## Written instruction
Leave out the pictures and repeat the data exactly.

<<<<

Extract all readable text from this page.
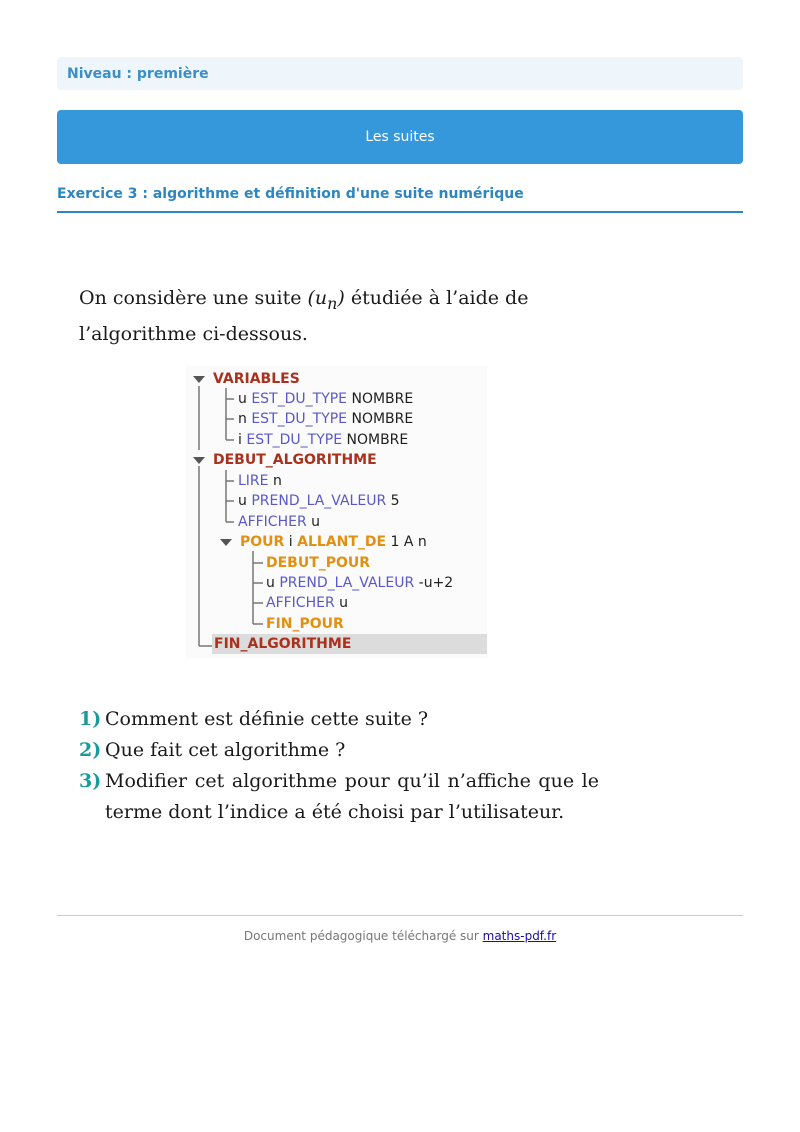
Niveau : première
Les suites
Exercice 3 : algorithme et définition d'une suite numérique

On considère une suite $(u_n)$ étudiée à l’aide de l’algorithme ci-dessous.

VARIABLES
u EST_DU_TYPE NOMBRE
n EST_DU_TYPE NOMBRE
i EST_DU_TYPE NOMBRE
DEBUT_ALGORITHME
LIRE n
u PREND_LA_VALEUR 5
AFFICHER u
POUR i ALLANT_DE 1 A n
DEBUT_POUR
u PREND_LA_VALEUR -u+2
AFFICHER u
FIN_POUR
FIN_ALGORITHME
1) Comment est définie cette suite ?
2) Que fait cet algorithme ?
3) Modifier cet algorithme pour qu’il n’affiche que le terme dont l’indice a été choisi par l’utilisateur.
Document pédagogique téléchargé sur maths-pdf.fr
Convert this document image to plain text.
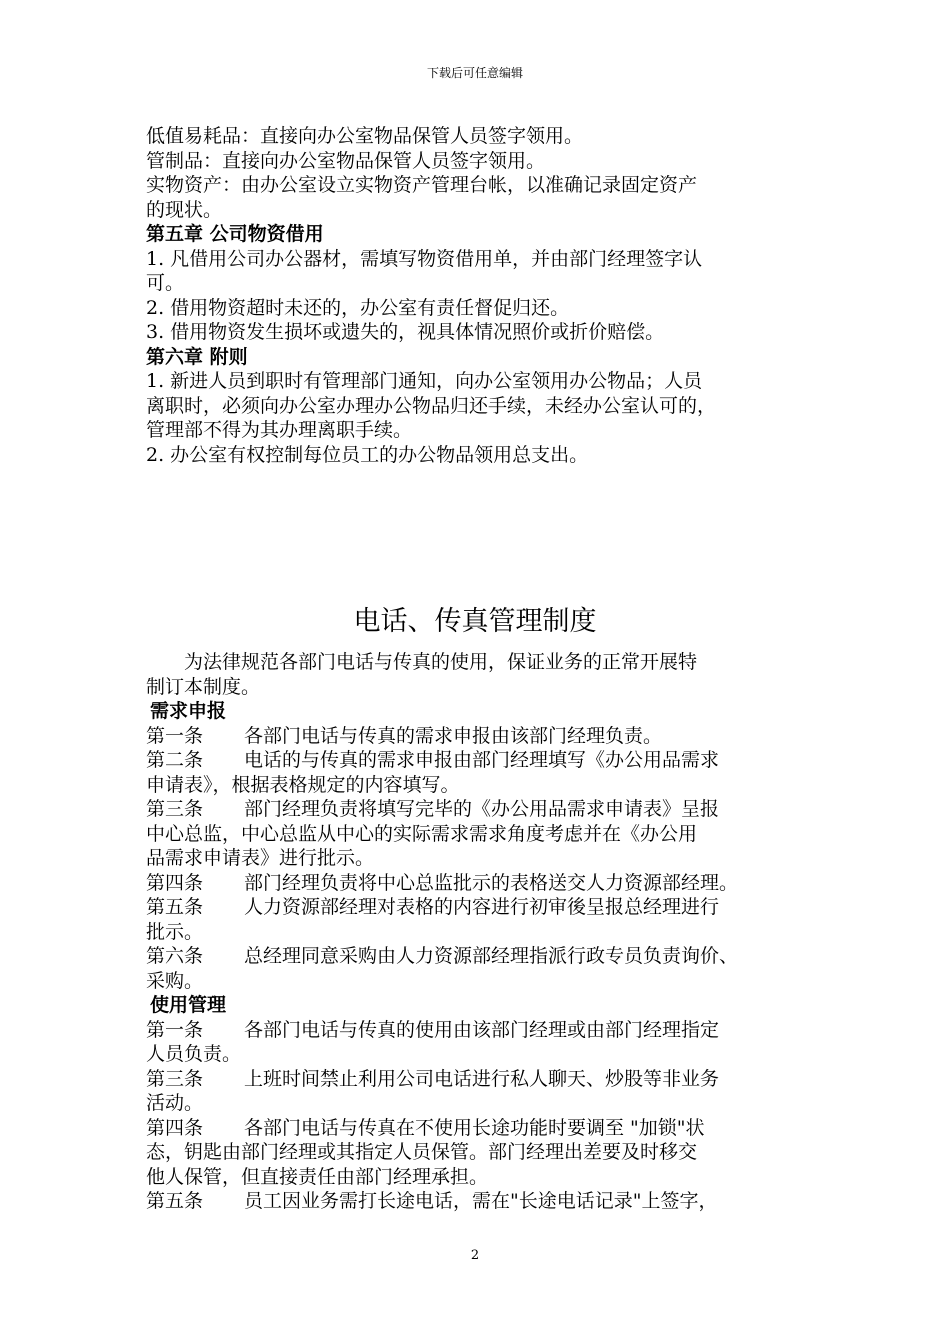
下载后可任意编辑
低值易耗品：直接向办公室物品保管人员签字领用。
管制品：直接向办公室物品保管人员签字领用。
实物资产：由办公室设立实物资产管理台帐，以准确记录固定资产
的现状。
第五章 公司物资借用
1. 凡借用公司办公器材，需填写物资借用单，并由部门经理签字认
可。
2. 借用物资超时未还的，办公室有责任督促归还。
3. 借用物资发生损坏或遗失的，视具体情况照价或折价赔偿。
第六章 附则
1. 新进人员到职时有管理部门通知，向办公室领用办公物品；人员
离职时，必须向办公室办理办公物品归还手续，未经办公室认可的，
管理部不得为其办理离职手续。
2. 办公室有权控制每位员工的办公物品领用总支出。
电话、传真管理制度
　　为法律规范各部门电话与传真的使用，保证业务的正常开展特
制订本制度。
需求申报
第一条 各部门电话与传真的需求申报由该部门经理负责。
第二条 电话的与传真的需求申报由部门经理填写《办公用品需求
申请表》，根据表格规定的内容填写。
第三条 部门经理负责将填写完毕的《办公用品需求申请表》呈报
中心总监，中心总监从中心的实际需求需求角度考虑并在《办公用
品需求申请表》进行批示。
第四条 部门经理负责将中心总监批示的表格送交人力资源部经理。
第五条 人力资源部经理对表格的内容进行初审後呈报总经理进行
批示。
第六条 总经理同意采购由人力资源部经理指派行政专员负责询价、
采购。
使用管理
第一条 各部门电话与传真的使用由该部门经理或由部门经理指定
人员负责。
第三条 上班时间禁止利用公司电话进行私人聊天、炒股等非业务
活动。
第四条 各部门电话与传真在不使用长途功能时要调至 "加锁"状
态，钥匙由部门经理或其指定人员保管。部门经理出差要及时移交
他人保管，但直接责任由部门经理承担。
第五条 员工因业务需打长途电话，需在"长途电话记录"上签字，
2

>>>>

## Reply
Extract all readable text from this page.
Niveau : première
Les suites
Exercice 3 : algorithme et définition d'une suite numérique

On considère une suite $(u_n)$ étudiée à l’aide de l’algorithme ci-dessous.

VARIABLES
u EST_DU_TYPE NOMBRE
n EST_DU_TYPE NOMBRE
i EST_DU_TYPE NOMBRE
DEBUT_ALGORITHME
LIRE n
u PREND_LA_VALEUR 5
AFFICHER u
POUR i ALLANT_DE 1 A n
DEBUT_POUR
u PREND_LA_VALEUR -u+2
AFFICHER u
FIN_POUR
FIN_ALGORITHME
1) Comment est définie cette suite ?
2) Que fait cet algorithme ?
3) Modifier cet algorithme pour qu’il n’affiche que le terme dont l’indice a été choisi par l’utilisateur.
Document pédagogique téléchargé sur maths-pdf.fr
Convert this document image to plain text.
下载后可任意编辑
低值易耗品：直接向办公室物品保管人员签字领用。
管制品：直接向办公室物品保管人员签字领用。
实物资产：由办公室设立实物资产管理台帐，以准确记录固定资产
的现状。
第五章 公司物资借用
1. 凡借用公司办公器材，需填写物资借用单，并由部门经理签字认
可。
2. 借用物资超时未还的，办公室有责任督促归还。
3. 借用物资发生损坏或遗失的，视具体情况照价或折价赔偿。
第六章 附则
1. 新进人员到职时有管理部门通知，向办公室领用办公物品；人员
离职时，必须向办公室办理办公物品归还手续，未经办公室认可的，
管理部不得为其办理离职手续。
2. 办公室有权控制每位员工的办公物品领用总支出。
电话、传真管理制度
　　为法律规范各部门电话与传真的使用，保证业务的正常开展特
制订本制度。
需求申报
第一条 各部门电话与传真的需求申报由该部门经理负责。
第二条 电话的与传真的需求申报由部门经理填写《办公用品需求
申请表》，根据表格规定的内容填写。
第三条 部门经理负责将填写完毕的《办公用品需求申请表》呈报
中心总监，中心总监从中心的实际需求需求角度考虑并在《办公用
品需求申请表》进行批示。
第四条 部门经理负责将中心总监批示的表格送交人力资源部经理。
第五条 人力资源部经理对表格的内容进行初审後呈报总经理进行
批示。
第六条 总经理同意采购由人力资源部经理指派行政专员负责询价、
采购。
使用管理
第一条 各部门电话与传真的使用由该部门经理或由部门经理指定
人员负责。
第三条 上班时间禁止利用公司电话进行私人聊天、炒股等非业务
活动。
第四条 各部门电话与传真在不使用长途功能时要调至 "加锁"状
态，钥匙由部门经理或其指定人员保管。部门经理出差要及时移交
他人保管，但直接责任由部门经理承担。
第五条 员工因业务需打长途电话，需在"长途电话记录"上签字，
2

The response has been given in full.